WHAT IS BEING ASKED:
Search the listing below for "type". Copy each matching line.

>> begin DATASET RECORDS

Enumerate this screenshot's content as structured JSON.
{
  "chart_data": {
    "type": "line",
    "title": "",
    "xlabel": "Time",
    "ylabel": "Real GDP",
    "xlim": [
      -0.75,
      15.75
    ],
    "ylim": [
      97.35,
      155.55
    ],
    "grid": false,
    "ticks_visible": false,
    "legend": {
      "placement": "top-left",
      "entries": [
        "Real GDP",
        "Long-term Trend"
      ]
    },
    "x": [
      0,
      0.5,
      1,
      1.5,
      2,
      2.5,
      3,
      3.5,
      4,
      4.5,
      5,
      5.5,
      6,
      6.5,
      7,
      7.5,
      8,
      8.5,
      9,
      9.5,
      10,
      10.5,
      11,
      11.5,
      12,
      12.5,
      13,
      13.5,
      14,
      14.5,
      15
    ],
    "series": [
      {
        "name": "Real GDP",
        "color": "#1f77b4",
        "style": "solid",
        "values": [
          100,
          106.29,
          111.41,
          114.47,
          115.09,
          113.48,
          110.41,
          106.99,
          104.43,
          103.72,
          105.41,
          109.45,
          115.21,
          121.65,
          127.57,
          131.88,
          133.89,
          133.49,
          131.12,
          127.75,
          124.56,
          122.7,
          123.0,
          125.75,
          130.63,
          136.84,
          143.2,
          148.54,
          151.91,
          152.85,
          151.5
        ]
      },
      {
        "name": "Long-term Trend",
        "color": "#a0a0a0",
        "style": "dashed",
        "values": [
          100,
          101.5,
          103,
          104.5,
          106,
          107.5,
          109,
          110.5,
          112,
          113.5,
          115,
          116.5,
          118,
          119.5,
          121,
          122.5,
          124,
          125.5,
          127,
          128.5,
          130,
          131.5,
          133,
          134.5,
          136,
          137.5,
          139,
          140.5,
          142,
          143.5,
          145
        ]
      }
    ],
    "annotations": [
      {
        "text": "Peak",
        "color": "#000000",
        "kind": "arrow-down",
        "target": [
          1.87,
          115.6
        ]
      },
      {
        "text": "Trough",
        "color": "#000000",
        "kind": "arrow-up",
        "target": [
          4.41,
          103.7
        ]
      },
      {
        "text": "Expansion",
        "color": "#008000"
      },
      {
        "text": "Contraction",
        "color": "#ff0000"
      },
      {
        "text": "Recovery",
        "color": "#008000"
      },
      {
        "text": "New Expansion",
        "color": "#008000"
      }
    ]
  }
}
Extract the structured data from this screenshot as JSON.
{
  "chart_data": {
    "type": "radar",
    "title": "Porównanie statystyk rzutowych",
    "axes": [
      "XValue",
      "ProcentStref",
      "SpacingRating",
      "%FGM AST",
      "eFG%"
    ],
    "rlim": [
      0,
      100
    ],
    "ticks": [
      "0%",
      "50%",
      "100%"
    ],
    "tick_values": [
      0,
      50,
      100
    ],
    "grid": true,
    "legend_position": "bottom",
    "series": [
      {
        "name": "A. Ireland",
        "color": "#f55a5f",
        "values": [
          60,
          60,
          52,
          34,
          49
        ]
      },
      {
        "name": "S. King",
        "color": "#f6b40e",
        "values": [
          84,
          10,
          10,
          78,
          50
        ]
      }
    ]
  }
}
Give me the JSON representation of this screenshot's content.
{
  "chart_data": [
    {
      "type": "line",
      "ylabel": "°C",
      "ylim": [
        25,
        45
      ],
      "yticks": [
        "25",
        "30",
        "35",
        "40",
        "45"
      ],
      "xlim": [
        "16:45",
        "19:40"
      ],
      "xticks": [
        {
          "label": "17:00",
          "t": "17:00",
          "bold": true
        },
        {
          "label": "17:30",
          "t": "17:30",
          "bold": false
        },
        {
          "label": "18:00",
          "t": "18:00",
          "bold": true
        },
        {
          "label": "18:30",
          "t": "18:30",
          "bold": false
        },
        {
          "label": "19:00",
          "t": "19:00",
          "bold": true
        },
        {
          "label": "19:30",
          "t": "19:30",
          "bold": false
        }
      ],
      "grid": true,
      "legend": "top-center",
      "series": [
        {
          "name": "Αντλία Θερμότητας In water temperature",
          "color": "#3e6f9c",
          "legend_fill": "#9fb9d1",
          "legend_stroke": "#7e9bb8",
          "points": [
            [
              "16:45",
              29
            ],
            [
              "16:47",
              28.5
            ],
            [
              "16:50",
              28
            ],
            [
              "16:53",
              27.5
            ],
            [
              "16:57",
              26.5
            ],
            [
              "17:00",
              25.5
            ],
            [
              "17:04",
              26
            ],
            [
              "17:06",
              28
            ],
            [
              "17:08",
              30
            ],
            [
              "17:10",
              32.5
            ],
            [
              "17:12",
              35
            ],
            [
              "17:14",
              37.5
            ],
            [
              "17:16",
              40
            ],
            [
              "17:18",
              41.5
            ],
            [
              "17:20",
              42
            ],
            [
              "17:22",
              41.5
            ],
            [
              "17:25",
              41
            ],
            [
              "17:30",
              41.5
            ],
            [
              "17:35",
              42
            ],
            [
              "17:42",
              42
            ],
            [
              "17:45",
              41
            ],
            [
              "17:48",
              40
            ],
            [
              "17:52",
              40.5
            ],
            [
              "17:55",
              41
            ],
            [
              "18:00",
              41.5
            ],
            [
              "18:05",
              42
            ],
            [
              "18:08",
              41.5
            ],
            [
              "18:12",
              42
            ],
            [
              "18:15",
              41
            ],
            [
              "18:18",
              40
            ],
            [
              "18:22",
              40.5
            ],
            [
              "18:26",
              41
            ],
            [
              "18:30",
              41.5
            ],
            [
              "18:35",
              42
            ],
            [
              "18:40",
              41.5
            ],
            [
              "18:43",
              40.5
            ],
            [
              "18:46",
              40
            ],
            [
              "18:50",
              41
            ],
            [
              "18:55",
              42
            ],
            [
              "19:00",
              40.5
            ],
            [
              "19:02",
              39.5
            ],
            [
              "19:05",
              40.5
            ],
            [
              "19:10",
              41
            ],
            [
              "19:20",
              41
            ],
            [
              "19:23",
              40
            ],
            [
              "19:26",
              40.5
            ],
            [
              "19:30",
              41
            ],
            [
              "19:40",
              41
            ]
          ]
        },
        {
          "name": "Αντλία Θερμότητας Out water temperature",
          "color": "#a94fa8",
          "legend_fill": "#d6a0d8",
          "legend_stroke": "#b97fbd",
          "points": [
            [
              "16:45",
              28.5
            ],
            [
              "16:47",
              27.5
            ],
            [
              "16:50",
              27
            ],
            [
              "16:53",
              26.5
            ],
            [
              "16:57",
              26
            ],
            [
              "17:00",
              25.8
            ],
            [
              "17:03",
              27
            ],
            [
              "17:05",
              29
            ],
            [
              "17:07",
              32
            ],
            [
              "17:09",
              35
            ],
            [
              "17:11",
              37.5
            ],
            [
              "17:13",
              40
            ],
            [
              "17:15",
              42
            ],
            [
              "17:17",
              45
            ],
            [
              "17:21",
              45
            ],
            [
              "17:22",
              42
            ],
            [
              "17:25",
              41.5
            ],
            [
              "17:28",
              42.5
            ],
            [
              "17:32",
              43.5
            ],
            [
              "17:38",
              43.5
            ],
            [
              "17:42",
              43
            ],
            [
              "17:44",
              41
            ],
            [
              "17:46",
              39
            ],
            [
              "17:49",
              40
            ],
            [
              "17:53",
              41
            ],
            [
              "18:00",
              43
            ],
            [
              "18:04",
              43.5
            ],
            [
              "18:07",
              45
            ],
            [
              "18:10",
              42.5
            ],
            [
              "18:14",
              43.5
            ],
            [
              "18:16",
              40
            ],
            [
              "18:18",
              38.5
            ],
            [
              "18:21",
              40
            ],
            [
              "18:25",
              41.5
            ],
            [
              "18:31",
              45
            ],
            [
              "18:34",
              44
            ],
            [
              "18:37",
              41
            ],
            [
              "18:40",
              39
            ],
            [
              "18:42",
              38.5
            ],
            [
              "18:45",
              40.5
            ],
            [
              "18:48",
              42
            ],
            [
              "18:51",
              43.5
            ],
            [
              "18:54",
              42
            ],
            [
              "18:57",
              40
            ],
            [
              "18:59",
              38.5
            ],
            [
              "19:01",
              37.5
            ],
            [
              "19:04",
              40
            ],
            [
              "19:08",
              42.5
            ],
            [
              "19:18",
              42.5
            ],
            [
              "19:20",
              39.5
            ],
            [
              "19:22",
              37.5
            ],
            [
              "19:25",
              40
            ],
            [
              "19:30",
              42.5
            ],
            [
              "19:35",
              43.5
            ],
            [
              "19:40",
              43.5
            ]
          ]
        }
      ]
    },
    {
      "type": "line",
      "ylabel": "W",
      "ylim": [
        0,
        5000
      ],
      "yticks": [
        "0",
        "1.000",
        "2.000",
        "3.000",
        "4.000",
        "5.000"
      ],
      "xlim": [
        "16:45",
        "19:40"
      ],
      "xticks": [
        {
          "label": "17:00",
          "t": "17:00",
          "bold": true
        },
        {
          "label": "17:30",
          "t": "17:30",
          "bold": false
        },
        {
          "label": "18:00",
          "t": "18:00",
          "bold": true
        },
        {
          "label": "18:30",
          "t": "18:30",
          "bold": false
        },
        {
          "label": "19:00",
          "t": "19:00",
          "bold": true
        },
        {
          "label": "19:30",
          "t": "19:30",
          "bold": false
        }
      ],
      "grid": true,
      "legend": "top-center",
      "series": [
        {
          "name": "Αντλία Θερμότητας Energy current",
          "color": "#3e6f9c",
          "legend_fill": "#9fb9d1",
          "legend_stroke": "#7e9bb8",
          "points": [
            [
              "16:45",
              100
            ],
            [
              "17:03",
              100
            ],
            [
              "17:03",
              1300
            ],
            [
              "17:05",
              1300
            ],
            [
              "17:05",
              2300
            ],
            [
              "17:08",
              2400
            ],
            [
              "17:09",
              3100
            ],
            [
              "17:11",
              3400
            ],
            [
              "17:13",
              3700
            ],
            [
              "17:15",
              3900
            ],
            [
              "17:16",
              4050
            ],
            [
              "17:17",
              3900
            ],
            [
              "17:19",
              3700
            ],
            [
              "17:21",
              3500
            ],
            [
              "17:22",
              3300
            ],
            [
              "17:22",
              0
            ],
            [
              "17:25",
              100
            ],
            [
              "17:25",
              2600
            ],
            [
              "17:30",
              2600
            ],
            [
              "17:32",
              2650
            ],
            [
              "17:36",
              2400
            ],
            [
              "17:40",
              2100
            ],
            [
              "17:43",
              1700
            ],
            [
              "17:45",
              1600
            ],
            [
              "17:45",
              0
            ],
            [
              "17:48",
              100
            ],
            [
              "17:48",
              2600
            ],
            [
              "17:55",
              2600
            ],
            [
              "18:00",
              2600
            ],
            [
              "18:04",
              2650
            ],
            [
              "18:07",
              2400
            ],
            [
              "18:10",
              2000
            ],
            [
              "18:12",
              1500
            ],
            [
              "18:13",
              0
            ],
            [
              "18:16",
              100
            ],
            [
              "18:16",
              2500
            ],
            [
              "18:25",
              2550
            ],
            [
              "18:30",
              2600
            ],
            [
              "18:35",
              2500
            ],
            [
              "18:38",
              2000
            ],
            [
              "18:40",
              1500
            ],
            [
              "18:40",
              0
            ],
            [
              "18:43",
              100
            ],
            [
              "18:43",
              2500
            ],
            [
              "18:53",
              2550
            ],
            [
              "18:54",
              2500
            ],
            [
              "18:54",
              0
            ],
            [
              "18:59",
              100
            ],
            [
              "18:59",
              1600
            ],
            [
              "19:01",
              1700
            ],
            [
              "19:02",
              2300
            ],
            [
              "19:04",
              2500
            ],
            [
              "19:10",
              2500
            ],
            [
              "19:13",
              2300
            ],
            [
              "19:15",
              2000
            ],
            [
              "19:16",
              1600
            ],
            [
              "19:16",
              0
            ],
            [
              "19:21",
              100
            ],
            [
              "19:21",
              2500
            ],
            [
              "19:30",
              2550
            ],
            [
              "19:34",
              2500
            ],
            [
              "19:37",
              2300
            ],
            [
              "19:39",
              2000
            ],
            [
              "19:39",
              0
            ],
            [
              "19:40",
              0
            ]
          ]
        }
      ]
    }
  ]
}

>> end DATASET RECORDS

TASK SOLUTION:
    "type": "line",
    "type": "radar",
      "type": "line",
      "type": "line",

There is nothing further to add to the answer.